=== DATASET EXCERPTS ===

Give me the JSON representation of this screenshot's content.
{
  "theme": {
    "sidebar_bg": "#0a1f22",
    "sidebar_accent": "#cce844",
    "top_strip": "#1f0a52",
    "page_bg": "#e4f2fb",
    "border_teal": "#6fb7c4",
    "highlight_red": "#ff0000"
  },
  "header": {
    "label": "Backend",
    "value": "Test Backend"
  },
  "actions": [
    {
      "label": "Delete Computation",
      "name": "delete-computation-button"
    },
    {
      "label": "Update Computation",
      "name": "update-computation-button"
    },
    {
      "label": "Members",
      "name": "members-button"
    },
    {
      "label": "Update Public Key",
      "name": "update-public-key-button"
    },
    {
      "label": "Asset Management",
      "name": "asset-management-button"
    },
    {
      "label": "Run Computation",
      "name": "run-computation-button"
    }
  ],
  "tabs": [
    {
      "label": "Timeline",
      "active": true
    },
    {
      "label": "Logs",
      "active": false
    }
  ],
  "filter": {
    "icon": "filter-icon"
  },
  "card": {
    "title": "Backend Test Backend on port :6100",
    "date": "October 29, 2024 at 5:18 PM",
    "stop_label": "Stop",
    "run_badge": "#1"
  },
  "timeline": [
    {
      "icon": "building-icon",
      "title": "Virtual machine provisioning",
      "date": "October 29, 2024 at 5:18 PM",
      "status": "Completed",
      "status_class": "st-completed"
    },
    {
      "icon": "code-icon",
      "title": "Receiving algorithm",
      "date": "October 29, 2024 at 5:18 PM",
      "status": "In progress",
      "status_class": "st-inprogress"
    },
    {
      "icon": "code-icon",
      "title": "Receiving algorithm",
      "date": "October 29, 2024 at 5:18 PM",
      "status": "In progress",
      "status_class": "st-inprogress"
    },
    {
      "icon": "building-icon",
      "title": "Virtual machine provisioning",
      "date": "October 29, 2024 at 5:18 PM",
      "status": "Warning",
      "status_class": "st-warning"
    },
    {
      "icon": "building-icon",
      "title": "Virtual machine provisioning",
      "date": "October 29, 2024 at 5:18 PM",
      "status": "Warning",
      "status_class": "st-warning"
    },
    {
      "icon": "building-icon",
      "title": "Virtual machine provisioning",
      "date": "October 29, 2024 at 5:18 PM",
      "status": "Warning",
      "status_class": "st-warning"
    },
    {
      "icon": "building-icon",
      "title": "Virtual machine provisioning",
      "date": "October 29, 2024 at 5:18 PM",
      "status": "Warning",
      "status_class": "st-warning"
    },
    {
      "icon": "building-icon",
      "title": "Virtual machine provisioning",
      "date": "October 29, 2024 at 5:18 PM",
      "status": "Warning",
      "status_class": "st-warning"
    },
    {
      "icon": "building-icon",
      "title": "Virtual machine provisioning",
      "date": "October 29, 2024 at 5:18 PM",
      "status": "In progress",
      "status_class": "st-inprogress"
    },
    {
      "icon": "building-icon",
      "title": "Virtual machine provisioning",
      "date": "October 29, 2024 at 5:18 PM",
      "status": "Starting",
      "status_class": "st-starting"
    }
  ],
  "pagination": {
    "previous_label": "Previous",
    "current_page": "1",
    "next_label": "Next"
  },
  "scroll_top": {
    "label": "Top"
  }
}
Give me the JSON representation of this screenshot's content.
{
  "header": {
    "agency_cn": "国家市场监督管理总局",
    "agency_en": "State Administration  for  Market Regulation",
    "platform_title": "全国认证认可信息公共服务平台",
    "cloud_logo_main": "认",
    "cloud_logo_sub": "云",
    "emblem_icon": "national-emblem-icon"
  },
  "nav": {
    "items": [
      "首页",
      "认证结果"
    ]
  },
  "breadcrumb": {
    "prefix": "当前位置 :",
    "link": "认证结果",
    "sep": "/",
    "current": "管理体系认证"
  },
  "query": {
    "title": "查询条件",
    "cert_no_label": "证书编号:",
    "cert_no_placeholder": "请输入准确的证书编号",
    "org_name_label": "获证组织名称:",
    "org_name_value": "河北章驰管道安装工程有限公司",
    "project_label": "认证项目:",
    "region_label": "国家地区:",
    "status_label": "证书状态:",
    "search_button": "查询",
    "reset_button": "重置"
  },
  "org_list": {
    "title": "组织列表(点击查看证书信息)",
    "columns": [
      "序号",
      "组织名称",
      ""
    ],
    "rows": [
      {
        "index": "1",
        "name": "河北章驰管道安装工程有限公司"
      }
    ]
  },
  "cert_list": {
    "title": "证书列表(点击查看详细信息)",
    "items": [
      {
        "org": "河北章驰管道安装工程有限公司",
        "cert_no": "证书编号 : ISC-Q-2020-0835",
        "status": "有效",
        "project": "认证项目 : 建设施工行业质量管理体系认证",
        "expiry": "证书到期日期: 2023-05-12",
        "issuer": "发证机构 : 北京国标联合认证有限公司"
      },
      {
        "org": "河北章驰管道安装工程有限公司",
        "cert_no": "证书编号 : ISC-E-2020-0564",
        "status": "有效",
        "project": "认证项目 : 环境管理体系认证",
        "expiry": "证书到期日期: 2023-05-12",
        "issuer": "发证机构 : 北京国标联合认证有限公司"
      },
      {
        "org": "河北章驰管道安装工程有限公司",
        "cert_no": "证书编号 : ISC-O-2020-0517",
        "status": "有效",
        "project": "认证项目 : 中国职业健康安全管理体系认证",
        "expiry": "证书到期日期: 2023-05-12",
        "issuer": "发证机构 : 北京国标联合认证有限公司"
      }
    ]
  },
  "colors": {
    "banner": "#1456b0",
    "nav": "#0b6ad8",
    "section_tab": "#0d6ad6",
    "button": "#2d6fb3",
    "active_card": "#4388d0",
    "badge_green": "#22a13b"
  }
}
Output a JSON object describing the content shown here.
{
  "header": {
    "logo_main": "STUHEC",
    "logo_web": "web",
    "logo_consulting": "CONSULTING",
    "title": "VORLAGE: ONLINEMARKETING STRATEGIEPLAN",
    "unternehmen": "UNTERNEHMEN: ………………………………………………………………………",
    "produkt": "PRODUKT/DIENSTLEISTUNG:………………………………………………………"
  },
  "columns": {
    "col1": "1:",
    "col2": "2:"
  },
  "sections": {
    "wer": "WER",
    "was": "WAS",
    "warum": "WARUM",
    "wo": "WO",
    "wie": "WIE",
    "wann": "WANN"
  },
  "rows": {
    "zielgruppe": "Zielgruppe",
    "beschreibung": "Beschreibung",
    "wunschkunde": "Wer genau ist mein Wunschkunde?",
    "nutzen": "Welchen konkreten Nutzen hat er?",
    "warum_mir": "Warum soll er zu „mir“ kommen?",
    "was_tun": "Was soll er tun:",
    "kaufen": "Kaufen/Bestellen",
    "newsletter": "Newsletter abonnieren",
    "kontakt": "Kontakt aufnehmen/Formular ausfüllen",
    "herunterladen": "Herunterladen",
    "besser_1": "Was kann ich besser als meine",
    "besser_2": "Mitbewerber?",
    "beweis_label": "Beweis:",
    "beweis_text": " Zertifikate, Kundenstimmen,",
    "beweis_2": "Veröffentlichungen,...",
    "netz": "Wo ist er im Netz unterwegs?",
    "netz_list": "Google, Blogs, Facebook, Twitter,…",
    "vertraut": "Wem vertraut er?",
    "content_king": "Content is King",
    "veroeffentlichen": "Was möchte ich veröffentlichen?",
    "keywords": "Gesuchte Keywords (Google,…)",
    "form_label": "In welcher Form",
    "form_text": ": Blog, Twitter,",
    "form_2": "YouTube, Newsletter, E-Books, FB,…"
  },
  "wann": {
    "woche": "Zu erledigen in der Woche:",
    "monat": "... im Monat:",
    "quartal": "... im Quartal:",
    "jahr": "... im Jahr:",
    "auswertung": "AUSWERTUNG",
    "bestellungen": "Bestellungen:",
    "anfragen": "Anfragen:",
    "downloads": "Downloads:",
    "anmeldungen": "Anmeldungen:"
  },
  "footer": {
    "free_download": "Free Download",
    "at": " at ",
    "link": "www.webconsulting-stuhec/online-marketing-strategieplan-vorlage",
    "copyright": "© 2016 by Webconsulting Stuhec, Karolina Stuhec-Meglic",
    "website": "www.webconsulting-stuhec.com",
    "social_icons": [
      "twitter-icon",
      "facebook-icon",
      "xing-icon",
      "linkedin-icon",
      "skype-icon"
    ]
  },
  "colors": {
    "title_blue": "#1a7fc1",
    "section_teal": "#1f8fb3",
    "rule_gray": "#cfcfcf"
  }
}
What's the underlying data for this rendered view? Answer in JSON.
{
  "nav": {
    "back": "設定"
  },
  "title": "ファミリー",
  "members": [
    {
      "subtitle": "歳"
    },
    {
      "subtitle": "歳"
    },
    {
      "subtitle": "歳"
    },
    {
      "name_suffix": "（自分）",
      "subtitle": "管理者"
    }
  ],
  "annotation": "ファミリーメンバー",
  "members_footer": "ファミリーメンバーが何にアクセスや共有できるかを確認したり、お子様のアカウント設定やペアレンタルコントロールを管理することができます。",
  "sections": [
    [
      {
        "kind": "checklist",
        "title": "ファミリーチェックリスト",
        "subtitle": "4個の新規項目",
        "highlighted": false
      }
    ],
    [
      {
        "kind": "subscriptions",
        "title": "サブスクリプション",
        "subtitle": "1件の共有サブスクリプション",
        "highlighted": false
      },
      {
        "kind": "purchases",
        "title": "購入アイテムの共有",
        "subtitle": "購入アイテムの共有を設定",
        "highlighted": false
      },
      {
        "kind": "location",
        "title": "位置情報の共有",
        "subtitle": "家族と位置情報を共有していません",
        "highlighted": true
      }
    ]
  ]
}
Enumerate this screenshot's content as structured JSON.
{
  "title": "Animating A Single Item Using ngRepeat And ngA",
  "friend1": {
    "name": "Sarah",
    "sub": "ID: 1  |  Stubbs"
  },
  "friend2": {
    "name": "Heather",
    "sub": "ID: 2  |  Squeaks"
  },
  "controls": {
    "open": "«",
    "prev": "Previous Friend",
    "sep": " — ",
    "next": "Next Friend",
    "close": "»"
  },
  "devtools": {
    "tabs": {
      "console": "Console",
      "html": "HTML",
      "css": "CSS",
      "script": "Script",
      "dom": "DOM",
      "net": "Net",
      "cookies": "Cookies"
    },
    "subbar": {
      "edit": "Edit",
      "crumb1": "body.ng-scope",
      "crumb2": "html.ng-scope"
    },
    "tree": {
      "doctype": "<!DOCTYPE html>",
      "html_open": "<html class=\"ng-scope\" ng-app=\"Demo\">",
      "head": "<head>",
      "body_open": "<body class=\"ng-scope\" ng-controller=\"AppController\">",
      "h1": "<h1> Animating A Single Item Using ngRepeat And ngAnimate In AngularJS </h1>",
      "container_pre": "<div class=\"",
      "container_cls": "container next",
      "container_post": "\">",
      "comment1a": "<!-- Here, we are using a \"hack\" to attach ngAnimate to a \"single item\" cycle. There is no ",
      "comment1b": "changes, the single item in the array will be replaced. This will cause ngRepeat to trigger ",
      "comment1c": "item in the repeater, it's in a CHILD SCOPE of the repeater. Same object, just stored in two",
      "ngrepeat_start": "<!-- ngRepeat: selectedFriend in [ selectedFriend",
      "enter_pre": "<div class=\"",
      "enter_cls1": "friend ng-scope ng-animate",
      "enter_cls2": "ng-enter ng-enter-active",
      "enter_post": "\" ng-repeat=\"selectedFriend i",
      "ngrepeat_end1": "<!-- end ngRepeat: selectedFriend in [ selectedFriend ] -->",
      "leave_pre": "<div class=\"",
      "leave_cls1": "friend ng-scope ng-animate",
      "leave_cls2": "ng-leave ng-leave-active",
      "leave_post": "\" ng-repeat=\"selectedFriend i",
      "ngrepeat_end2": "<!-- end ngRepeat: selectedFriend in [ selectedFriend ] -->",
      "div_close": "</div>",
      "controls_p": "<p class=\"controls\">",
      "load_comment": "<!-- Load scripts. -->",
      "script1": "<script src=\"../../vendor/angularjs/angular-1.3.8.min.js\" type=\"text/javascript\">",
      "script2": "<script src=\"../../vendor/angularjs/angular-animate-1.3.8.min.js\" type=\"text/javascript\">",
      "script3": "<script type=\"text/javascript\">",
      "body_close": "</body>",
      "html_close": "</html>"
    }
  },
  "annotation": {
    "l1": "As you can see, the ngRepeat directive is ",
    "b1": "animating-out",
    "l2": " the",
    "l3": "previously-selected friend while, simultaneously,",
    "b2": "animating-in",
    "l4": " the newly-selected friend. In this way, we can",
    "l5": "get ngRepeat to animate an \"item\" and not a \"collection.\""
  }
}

===

DIRECTIONS
Search the data for "selectedFriend" and list every line in which it occurs.

REPLY TO THE EXERCISE
      "ngrepeat_start": "<!-- ngRepeat: selectedFriend in [ selectedFriend",
      "enter_post": "\" ng-repeat=\"selectedFriend i",
      "ngrepeat_end1": "<!-- end ngRepeat: selectedFriend in [ selectedFriend ] -->",
      "leave_post": "\" ng-repeat=\"selectedFriend i",
      "ngrepeat_end2": "<!-- end ngRepeat: selectedFriend in [ selectedFriend ] -->",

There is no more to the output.